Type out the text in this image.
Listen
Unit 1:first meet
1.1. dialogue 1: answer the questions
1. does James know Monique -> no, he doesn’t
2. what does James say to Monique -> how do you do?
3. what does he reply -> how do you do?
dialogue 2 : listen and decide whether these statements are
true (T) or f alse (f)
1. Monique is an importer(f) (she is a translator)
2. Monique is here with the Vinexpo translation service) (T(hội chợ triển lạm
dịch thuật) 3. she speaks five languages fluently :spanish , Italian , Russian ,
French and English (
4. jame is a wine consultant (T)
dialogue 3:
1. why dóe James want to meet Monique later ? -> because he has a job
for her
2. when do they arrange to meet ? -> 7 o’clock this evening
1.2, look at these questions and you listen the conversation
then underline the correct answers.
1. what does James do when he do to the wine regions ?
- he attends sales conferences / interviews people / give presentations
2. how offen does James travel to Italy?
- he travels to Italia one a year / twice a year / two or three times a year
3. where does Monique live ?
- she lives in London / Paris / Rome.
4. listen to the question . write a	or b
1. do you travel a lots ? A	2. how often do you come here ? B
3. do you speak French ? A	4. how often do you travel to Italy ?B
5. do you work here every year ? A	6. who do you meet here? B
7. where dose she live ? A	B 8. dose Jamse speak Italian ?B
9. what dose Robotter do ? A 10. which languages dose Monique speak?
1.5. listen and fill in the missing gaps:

....

**Required work**: Display every line of the listing that contains the string "dialogue".

**The solution**:
1.1. dialogue 1: answer the questions
dialogue 2 : listen and decide whether these statements are
dialogue 3:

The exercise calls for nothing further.